What needs to be done
Revise the stretch from the start of the data through the line containing "legend-label: baseline (AUC", swapping "y-tick-label" for "y-axis-value" and keeping everything else the same.

Entries
○ ○ ○ ○ ○
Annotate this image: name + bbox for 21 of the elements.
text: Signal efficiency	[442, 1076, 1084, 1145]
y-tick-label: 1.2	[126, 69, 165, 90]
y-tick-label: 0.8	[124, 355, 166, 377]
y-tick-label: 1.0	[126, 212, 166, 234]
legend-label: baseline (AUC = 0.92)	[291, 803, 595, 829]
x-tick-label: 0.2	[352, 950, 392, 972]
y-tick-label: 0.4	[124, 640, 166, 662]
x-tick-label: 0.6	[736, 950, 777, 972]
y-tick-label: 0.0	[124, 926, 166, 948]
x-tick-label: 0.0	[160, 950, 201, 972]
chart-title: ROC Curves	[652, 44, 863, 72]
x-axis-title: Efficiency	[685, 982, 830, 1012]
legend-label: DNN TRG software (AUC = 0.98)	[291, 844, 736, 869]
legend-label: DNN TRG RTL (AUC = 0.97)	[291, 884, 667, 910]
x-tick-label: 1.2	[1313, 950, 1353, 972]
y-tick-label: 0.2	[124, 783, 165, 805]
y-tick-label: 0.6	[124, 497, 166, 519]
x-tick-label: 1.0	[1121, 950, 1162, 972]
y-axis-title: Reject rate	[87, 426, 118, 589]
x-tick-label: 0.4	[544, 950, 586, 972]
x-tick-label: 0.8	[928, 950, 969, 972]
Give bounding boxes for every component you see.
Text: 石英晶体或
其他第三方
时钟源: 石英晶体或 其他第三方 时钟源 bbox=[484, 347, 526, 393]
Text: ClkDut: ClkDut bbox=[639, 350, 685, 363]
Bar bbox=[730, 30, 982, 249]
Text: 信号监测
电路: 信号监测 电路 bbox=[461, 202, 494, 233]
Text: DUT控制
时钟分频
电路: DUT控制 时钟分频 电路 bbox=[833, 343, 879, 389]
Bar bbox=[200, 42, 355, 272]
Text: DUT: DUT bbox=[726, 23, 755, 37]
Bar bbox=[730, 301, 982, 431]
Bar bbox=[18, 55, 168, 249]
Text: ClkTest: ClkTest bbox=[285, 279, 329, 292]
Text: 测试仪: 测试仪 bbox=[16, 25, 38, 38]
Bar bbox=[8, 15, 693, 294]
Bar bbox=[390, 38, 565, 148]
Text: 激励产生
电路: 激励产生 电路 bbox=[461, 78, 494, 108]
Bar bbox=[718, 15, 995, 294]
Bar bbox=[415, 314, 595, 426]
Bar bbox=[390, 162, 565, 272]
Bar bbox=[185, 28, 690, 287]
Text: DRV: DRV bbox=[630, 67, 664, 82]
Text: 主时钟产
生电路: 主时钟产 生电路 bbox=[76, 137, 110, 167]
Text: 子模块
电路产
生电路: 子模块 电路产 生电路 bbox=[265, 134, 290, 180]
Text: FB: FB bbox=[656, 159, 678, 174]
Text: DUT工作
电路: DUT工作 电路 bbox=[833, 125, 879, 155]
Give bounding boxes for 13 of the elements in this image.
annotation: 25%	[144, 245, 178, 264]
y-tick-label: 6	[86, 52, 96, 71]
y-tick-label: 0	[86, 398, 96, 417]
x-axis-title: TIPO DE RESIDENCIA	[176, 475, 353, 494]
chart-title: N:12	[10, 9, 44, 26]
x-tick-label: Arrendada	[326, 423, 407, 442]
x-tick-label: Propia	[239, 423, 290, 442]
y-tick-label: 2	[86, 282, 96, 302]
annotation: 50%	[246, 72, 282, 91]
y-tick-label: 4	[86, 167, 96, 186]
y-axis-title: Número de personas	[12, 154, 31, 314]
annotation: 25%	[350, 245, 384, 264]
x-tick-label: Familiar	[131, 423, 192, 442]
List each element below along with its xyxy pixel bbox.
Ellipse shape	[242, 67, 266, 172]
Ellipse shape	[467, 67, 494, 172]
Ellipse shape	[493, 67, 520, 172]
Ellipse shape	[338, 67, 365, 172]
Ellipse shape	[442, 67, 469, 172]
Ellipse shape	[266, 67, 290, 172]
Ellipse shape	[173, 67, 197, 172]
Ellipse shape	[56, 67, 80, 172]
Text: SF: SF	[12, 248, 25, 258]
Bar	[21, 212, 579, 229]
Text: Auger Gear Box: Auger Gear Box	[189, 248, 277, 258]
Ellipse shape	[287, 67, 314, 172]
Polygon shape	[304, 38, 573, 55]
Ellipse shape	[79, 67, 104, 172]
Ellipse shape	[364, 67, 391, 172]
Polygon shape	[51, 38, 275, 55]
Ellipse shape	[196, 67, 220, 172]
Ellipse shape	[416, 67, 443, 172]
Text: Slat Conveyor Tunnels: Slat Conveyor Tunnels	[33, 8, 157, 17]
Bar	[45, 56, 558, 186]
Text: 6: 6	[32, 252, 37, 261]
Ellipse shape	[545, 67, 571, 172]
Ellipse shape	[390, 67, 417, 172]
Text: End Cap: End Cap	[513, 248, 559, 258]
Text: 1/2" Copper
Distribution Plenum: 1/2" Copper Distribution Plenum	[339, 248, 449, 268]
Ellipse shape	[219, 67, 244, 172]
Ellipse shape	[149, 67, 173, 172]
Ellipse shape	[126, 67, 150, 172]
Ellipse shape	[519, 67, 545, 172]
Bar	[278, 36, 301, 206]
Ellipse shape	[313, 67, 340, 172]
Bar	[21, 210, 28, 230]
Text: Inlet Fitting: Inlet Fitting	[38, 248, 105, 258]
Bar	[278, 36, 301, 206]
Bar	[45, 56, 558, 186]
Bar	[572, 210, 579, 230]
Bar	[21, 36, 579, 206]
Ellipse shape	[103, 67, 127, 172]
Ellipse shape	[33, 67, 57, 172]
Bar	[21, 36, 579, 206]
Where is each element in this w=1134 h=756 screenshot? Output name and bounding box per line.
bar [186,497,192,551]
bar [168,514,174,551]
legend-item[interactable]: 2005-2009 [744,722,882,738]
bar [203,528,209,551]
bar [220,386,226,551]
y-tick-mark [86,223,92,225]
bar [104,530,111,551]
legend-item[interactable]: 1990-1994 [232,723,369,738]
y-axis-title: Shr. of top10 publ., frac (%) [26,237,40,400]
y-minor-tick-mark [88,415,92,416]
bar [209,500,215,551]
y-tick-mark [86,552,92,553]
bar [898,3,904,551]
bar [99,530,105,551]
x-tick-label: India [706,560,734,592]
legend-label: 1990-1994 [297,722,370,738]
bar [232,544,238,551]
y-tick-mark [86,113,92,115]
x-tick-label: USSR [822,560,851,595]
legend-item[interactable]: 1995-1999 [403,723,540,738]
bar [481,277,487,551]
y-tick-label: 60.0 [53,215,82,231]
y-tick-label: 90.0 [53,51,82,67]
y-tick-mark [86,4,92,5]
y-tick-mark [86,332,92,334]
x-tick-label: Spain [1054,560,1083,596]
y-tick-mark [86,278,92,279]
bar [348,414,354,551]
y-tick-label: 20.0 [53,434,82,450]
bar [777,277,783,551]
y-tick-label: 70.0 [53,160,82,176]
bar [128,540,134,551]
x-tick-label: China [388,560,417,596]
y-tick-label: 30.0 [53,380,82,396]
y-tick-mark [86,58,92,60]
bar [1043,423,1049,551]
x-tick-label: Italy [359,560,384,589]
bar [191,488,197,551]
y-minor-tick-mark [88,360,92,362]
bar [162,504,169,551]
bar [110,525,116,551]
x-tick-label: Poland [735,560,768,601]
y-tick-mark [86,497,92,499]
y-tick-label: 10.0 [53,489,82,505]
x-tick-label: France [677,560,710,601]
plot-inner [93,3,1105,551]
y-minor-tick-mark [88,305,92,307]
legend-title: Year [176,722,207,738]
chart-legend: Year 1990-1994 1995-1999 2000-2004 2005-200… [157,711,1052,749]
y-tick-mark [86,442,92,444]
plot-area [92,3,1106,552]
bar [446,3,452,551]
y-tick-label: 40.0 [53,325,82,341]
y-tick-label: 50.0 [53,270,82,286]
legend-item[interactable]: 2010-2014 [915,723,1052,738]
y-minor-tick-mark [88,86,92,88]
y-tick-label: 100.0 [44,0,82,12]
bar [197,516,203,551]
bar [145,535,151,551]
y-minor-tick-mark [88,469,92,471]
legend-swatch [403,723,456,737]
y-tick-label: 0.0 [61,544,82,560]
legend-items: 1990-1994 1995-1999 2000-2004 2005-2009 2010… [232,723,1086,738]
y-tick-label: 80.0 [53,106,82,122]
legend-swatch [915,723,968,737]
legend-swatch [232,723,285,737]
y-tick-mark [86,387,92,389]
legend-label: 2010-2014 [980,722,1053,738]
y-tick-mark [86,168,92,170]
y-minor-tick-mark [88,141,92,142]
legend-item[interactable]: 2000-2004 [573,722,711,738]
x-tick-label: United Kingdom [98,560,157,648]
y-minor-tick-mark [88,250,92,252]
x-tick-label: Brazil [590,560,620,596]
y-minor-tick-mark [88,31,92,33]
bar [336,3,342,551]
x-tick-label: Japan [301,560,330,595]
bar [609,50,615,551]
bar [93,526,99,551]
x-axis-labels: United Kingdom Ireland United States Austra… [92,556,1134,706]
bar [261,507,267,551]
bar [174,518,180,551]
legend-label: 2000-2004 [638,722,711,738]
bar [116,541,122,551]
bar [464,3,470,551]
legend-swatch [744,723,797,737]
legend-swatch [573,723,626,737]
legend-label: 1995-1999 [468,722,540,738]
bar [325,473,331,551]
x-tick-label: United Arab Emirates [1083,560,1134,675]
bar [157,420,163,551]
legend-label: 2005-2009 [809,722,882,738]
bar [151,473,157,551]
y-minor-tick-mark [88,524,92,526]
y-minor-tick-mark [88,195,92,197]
○ ○ ○ ○ ○
Complete response
Annotate this image: name + bbox for 21 of the elements.
text: Signal efficiency	[442, 1076, 1084, 1145]
y-axis-value: 1.2	[126, 69, 165, 90]
y-axis-value: 0.8	[124, 355, 166, 377]
y-axis-value: 1.0	[126, 212, 166, 234]
legend-label: baseline (AUC = 0.92)	[291, 803, 595, 829]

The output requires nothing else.